═════ STORED DATA ═════

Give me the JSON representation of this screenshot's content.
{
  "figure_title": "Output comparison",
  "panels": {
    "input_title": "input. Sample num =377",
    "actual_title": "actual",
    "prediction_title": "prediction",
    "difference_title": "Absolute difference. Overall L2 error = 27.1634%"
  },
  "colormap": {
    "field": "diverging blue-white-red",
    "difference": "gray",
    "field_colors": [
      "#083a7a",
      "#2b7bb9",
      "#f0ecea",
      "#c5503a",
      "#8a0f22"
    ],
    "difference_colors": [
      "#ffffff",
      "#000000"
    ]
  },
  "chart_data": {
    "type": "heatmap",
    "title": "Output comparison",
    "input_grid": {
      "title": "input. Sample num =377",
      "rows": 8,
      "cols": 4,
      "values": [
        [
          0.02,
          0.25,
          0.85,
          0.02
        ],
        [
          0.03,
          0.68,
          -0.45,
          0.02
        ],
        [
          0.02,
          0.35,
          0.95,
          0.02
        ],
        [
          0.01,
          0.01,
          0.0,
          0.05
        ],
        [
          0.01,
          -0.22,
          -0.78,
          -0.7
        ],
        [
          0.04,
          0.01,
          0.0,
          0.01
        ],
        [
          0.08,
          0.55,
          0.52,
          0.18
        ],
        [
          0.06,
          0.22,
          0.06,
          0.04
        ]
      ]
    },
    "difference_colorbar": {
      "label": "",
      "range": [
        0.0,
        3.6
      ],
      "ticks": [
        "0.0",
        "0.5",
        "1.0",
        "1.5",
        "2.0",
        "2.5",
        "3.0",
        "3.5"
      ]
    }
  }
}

═════

Each line of the material above must be retyped precisely.

Give me the JSON representation of this screenshot's content.
{
  "figure_title": "Output comparison",
  "panels": {
    "input_title": "input. Sample num =377",
    "actual_title": "actual",
    "prediction_title": "prediction",
    "difference_title": "Absolute difference. Overall L2 error = 27.1634%"
  },
  "colormap": {
    "field": "diverging blue-white-red",
    "difference": "gray",
    "field_colors": [
      "#083a7a",
      "#2b7bb9",
      "#f0ecea",
      "#c5503a",
      "#8a0f22"
    ],
    "difference_colors": [
      "#ffffff",
      "#000000"
    ]
  },
  "chart_data": {
    "type": "heatmap",
    "title": "Output comparison",
    "input_grid": {
      "title": "input. Sample num =377",
      "rows": 8,
      "cols": 4,
      "values": [
        [
          0.02,
          0.25,
          0.85,
          0.02
        ],
        [
          0.03,
          0.68,
          -0.45,
          0.02
        ],
        [
          0.02,
          0.35,
          0.95,
          0.02
        ],
        [
          0.01,
          0.01,
          0.0,
          0.05
        ],
        [
          0.01,
          -0.22,
          -0.78,
          -0.7
        ],
        [
          0.04,
          0.01,
          0.0,
          0.01
        ],
        [
          0.08,
          0.55,
          0.52,
          0.18
        ],
        [
          0.06,
          0.22,
          0.06,
          0.04
        ]
      ]
    },
    "difference_colorbar": {
      "label": "",
      "range": [
        0.0,
        3.6
      ],
      "ticks": [
        "0.0",
        "0.5",
        "1.0",
        "1.5",
        "2.0",
        "2.5",
        "3.0",
        "3.5"
      ]
    }
  }
}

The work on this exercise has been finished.